- [Problem requirements] Give the data again exactly as written, skipping any pictures.

- [Input]

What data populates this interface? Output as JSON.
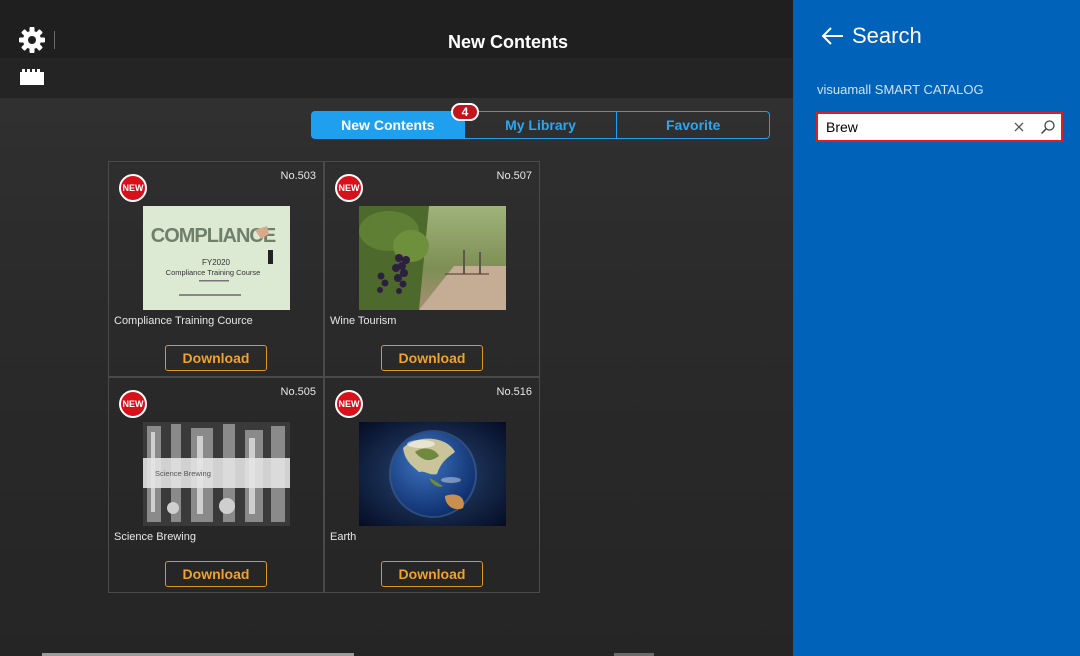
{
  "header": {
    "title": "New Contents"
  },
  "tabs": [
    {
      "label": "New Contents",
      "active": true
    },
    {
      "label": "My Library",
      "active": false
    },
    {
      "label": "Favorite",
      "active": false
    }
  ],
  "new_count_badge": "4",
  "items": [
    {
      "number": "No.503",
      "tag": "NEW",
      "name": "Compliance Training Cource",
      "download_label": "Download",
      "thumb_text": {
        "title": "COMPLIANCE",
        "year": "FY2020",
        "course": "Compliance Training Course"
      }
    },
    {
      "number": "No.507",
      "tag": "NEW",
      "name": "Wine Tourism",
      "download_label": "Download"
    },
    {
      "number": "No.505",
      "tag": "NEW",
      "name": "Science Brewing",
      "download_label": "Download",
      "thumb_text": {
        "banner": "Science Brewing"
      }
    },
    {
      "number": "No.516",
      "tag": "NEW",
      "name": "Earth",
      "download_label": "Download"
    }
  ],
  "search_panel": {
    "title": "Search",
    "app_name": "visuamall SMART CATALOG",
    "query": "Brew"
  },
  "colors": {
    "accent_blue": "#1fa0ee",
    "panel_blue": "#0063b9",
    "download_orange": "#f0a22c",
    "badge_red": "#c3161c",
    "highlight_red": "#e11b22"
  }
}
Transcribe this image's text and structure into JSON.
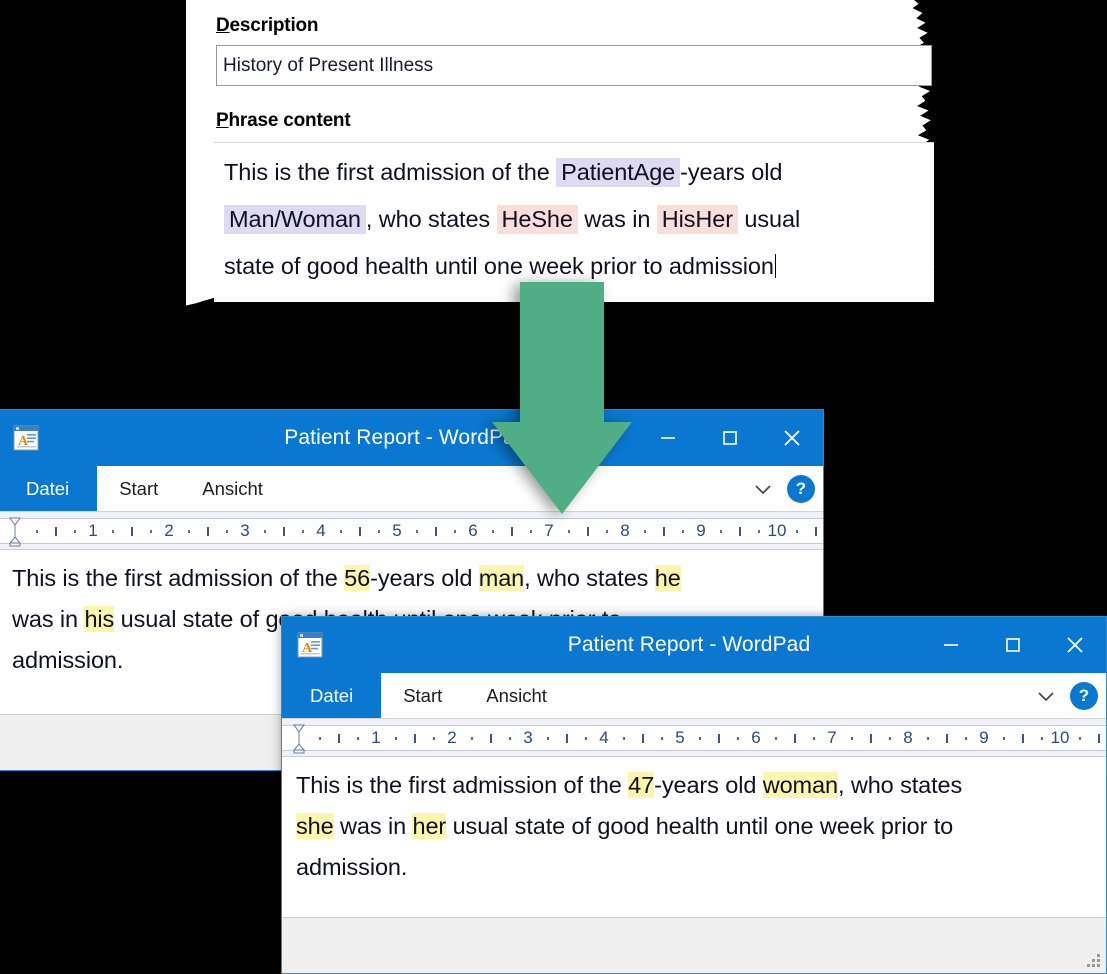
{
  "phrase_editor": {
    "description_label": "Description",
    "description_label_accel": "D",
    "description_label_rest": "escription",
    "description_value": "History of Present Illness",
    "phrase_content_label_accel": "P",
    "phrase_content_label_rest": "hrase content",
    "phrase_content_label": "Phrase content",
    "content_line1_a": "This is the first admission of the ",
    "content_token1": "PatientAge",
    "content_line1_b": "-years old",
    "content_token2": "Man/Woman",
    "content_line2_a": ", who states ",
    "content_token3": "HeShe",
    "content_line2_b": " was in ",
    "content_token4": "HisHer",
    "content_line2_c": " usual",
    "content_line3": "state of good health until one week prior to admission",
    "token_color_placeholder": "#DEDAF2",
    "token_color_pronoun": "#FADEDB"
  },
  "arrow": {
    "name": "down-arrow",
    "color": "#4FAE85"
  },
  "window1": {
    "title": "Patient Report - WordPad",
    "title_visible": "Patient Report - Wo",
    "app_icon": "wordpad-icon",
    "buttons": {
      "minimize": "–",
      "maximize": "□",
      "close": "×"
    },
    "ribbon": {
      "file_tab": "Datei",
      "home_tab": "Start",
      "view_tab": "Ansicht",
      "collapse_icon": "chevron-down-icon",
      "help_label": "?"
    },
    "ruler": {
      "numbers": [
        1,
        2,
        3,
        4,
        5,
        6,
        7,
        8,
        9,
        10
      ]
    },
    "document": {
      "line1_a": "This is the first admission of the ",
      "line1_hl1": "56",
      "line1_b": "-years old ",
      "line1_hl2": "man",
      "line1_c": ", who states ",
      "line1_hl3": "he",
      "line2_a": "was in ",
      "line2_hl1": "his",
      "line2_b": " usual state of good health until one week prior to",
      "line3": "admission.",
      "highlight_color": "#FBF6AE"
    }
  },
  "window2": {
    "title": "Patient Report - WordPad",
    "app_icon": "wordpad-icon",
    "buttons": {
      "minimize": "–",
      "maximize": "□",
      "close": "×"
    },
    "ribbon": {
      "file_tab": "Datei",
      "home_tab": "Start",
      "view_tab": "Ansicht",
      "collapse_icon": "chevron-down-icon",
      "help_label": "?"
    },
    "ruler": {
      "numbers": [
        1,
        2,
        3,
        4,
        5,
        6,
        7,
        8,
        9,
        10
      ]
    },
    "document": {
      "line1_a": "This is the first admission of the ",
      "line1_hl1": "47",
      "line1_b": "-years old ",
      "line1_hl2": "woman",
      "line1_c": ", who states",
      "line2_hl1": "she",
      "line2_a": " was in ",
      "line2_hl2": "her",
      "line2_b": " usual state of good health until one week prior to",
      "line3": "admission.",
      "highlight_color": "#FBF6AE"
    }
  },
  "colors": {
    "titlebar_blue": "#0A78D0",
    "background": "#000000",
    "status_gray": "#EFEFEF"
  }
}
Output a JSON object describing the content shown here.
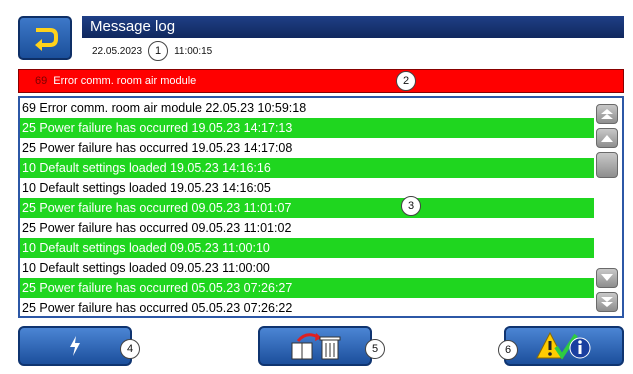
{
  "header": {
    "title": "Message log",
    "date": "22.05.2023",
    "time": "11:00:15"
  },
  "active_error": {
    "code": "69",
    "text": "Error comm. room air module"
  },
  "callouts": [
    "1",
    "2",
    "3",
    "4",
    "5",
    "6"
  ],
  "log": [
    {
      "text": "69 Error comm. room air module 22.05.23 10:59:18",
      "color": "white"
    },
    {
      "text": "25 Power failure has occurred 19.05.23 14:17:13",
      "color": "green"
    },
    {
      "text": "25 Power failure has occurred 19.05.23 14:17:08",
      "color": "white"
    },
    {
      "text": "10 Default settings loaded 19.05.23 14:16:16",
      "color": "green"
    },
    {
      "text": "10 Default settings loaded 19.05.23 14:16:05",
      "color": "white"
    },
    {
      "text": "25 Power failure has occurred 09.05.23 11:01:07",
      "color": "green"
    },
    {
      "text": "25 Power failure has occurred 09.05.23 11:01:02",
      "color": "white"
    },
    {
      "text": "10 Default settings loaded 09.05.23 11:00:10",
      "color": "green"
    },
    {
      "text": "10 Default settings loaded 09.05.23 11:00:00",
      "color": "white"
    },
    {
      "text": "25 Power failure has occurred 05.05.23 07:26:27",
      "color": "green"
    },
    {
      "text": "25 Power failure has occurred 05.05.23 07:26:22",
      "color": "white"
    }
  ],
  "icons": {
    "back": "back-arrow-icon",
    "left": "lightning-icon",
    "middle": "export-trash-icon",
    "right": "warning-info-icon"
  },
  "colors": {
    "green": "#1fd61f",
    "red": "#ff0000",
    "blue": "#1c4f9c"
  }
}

- [Response]
What data populates this interface? Output as JSON.
{
  "header": {
    "title": "New Contents"
  },
  "tabs": [
    {
      "label": "New Contents",
      "active": true
    },
    {
      "label": "My Library",
      "active": false
    },
    {
      "label": "Favorite",
      "active": false
    }
  ],
  "new_count_badge": "4",
  "items": [
    {
      "number": "No.503",
      "tag": "NEW",
      "name": "Compliance Training Cource",
      "download_label": "Download",
      "thumb_text": {
        "title": "COMPLIANCE",
        "year": "FY2020",
        "course": "Compliance Training Course"
      }
    },
    {
      "number": "No.507",
      "tag": "NEW",
      "name": "Wine Tourism",
      "download_label": "Download"
    },
    {
      "number": "No.505",
      "tag": "NEW",
      "name": "Science Brewing",
      "download_label": "Download",
      "thumb_text": {
        "banner": "Science Brewing"
      }
    },
    {
      "number": "No.516",
      "tag": "NEW",
      "name": "Earth",
      "download_label": "Download"
    }
  ],
  "search_panel": {
    "title": "Search",
    "app_name": "visuamall SMART CATALOG",
    "query": "Brew"
  },
  "colors": {
    "accent_blue": "#1fa0ee",
    "panel_blue": "#0063b9",
    "download_orange": "#f0a22c",
    "badge_red": "#c3161c",
    "highlight_red": "#e11b22"
  }
}
Transcribe this image's text and structure into JSON.
{
  "phrase_editor": {
    "description_label": "Description",
    "description_label_accel": "D",
    "description_label_rest": "escription",
    "description_value": "History of Present Illness",
    "phrase_content_label_accel": "P",
    "phrase_content_label_rest": "hrase content",
    "phrase_content_label": "Phrase content",
    "content_line1_a": "This is the first admission of the ",
    "content_token1": "PatientAge",
    "content_line1_b": "-years old",
    "content_token2": "Man/Woman",
    "content_line2_a": ", who states ",
    "content_token3": "HeShe",
    "content_line2_b": " was in ",
    "content_token4": "HisHer",
    "content_line2_c": " usual",
    "content_line3": "state of good health until one week prior to admission",
    "token_color_placeholder": "#DEDAF2",
    "token_color_pronoun": "#FADEDB"
  },
  "arrow": {
    "name": "down-arrow",
    "color": "#4FAE85"
  },
  "window1": {
    "title": "Patient Report - WordPad",
    "title_visible": "Patient Report - Wo",
    "app_icon": "wordpad-icon",
    "buttons": {
      "minimize": "–",
      "maximize": "□",
      "close": "×"
    },
    "ribbon": {
      "file_tab": "Datei",
      "home_tab": "Start",
      "view_tab": "Ansicht",
      "collapse_icon": "chevron-down-icon",
      "help_label": "?"
    },
    "ruler": {
      "numbers": [
        1,
        2,
        3,
        4,
        5,
        6,
        7,
        8,
        9,
        10
      ]
    },
    "document": {
      "line1_a": "This is the first admission of the ",
      "line1_hl1": "56",
      "line1_b": "-years old ",
      "line1_hl2": "man",
      "line1_c": ", who states ",
      "line1_hl3": "he",
      "line2_a": "was in ",
      "line2_hl1": "his",
      "line2_b": " usual state of good health until one week prior to",
      "line3": "admission.",
      "highlight_color": "#FBF6AE"
    }
  },
  "window2": {
    "title": "Patient Report - WordPad",
    "app_icon": "wordpad-icon",
    "buttons": {
      "minimize": "–",
      "maximize": "□",
      "close": "×"
    },
    "ribbon": {
      "file_tab": "Datei",
      "home_tab": "Start",
      "view_tab": "Ansicht",
      "collapse_icon": "chevron-down-icon",
      "help_label": "?"
    },
    "ruler": {
      "numbers": [
        1,
        2,
        3,
        4,
        5,
        6,
        7,
        8,
        9,
        10
      ]
    },
    "document": {
      "line1_a": "This is the first admission of the ",
      "line1_hl1": "47",
      "line1_b": "-years old ",
      "line1_hl2": "woman",
      "line1_c": ", who states",
      "line2_hl1": "she",
      "line2_a": " was in ",
      "line2_hl2": "her",
      "line2_b": " usual state of good health until one week prior to",
      "line3": "admission.",
      "highlight_color": "#FBF6AE"
    }
  },
  "colors": {
    "titlebar_blue": "#0A78D0",
    "background": "#000000",
    "status_gray": "#EFEFEF"
  }
}
Output a JSON object describing the content shown here.
{
  "header": {
    "title": "Message log",
    "date": "22.05.2023",
    "time": "11:00:15"
  },
  "active_error": {
    "code": "69",
    "text": "Error comm. room air module"
  },
  "callouts": [
    "1",
    "2",
    "3",
    "4",
    "5",
    "6"
  ],
  "log": [
    {
      "text": "69 Error comm. room air module 22.05.23 10:59:18",
      "color": "white"
    },
    {
      "text": "25 Power failure has occurred 19.05.23 14:17:13",
      "color": "green"
    },
    {
      "text": "25 Power failure has occurred 19.05.23 14:17:08",
      "color": "white"
    },
    {
      "text": "10 Default settings loaded 19.05.23 14:16:16",
      "color": "green"
    },
    {
      "text": "10 Default settings loaded 19.05.23 14:16:05",
      "color": "white"
    },
    {
      "text": "25 Power failure has occurred 09.05.23 11:01:07",
      "color": "green"
    },
    {
      "text": "25 Power failure has occurred 09.05.23 11:01:02",
      "color": "white"
    },
    {
      "text": "10 Default settings loaded 09.05.23 11:00:10",
      "color": "green"
    },
    {
      "text": "10 Default settings loaded 09.05.23 11:00:00",
      "color": "white"
    },
    {
      "text": "25 Power failure has occurred 05.05.23 07:26:27",
      "color": "green"
    },
    {
      "text": "25 Power failure has occurred 05.05.23 07:26:22",
      "color": "white"
    }
  ],
  "icons": {
    "back": "back-arrow-icon",
    "left": "lightning-icon",
    "middle": "export-trash-icon",
    "right": "warning-info-icon"
  },
  "colors": {
    "green": "#1fd61f",
    "red": "#ff0000",
    "blue": "#1c4f9c"
  }
}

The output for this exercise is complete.